SHORT EXERCISE = Return every line of the material that contains the string "isobar", treating uppercase and lowercase letters as distinct.

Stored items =
════════

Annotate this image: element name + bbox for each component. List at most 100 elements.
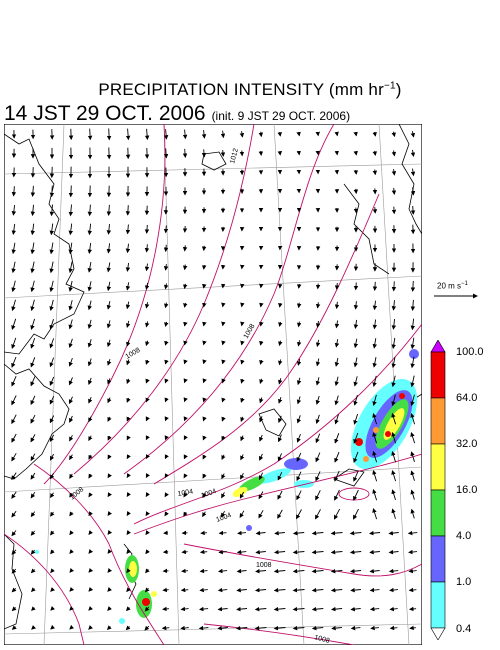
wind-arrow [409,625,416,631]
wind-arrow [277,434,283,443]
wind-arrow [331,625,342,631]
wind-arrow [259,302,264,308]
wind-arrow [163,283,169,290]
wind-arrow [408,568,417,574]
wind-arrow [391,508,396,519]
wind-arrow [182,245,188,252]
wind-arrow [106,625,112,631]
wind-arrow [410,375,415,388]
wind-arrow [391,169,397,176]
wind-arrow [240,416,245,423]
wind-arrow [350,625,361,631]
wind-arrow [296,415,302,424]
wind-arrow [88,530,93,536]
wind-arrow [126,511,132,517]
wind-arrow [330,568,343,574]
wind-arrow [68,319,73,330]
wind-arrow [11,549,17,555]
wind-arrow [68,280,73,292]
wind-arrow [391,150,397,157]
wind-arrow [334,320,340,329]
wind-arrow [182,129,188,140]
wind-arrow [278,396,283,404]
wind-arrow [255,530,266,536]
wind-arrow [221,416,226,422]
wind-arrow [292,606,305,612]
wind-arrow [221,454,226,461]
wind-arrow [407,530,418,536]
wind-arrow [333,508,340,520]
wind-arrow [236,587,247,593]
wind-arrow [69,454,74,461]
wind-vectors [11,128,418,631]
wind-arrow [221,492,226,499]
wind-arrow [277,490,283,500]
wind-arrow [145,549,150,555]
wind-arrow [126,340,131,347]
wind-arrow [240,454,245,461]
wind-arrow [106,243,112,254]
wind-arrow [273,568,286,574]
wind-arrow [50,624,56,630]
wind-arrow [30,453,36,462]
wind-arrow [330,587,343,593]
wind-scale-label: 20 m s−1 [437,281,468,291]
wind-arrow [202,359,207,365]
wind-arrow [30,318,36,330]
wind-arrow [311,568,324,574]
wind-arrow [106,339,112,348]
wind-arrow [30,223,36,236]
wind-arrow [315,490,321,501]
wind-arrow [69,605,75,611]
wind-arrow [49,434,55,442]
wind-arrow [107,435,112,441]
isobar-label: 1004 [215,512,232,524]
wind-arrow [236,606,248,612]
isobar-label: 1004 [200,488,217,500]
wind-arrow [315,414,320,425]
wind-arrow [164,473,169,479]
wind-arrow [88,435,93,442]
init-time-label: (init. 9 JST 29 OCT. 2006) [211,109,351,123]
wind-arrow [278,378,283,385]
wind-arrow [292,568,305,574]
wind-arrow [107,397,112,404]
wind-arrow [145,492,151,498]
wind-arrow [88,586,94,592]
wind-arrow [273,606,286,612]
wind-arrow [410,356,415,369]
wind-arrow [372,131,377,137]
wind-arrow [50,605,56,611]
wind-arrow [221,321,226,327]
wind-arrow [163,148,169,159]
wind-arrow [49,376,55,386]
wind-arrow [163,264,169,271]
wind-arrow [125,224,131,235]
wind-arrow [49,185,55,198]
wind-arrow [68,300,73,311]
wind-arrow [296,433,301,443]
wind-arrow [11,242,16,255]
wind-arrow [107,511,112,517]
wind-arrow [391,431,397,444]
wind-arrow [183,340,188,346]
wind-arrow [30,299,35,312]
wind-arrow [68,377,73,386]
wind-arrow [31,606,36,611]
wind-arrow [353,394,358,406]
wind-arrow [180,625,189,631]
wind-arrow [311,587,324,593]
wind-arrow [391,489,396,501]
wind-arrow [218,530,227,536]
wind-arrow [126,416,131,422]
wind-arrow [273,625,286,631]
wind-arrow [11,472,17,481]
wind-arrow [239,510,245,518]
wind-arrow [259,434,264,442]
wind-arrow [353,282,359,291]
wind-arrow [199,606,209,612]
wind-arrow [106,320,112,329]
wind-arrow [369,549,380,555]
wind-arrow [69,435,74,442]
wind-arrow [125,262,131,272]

════════

WRITTEN REPLY =
isobar-label: 1004 [215,512,232,524]
isobar-label: 1004 [200,488,217,500]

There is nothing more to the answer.